- [STATED PROBLEM]: Can you print every record below exactly as written?

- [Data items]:

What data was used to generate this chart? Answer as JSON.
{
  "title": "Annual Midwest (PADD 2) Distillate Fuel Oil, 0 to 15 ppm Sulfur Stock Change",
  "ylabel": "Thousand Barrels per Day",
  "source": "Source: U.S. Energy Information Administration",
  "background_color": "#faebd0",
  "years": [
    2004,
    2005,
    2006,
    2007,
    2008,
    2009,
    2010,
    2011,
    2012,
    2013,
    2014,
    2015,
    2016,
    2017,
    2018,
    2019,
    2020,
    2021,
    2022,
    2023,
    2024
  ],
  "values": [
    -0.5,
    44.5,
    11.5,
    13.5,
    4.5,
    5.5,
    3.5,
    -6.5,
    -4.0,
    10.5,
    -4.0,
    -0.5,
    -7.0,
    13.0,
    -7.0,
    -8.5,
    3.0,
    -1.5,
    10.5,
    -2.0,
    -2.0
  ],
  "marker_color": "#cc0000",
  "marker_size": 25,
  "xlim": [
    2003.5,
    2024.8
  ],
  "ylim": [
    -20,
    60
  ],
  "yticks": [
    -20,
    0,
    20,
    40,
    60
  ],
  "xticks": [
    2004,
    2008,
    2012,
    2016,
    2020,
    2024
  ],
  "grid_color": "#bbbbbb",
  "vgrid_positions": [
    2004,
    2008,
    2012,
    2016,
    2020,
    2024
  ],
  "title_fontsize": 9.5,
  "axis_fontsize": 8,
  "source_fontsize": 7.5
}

- [THE ANSWER]:
What data was used to generate this chart? Answer as JSON.
{
  "title": "Annual Midwest (PADD 2) Distillate Fuel Oil, 0 to 15 ppm Sulfur Stock Change",
  "ylabel": "Thousand Barrels per Day",
  "source": "Source: U.S. Energy Information Administration",
  "background_color": "#faebd0",
  "years": [
    2004,
    2005,
    2006,
    2007,
    2008,
    2009,
    2010,
    2011,
    2012,
    2013,
    2014,
    2015,
    2016,
    2017,
    2018,
    2019,
    2020,
    2021,
    2022,
    2023,
    2024
  ],
  "values": [
    -0.5,
    44.5,
    11.5,
    13.5,
    4.5,
    5.5,
    3.5,
    -6.5,
    -4.0,
    10.5,
    -4.0,
    -0.5,
    -7.0,
    13.0,
    -7.0,
    -8.5,
    3.0,
    -1.5,
    10.5,
    -2.0,
    -2.0
  ],
  "marker_color": "#cc0000",
  "marker_size": 25,
  "xlim": [
    2003.5,
    2024.8
  ],
  "ylim": [
    -20,
    60
  ],
  "yticks": [
    -20,
    0,
    20,
    40,
    60
  ],
  "xticks": [
    2004,
    2008,
    2012,
    2016,
    2020,
    2024
  ],
  "grid_color": "#bbbbbb",
  "vgrid_positions": [
    2004,
    2008,
    2012,
    2016,
    2020,
    2024
  ],
  "title_fontsize": 9.5,
  "axis_fontsize": 8,
  "source_fontsize": 7.5
}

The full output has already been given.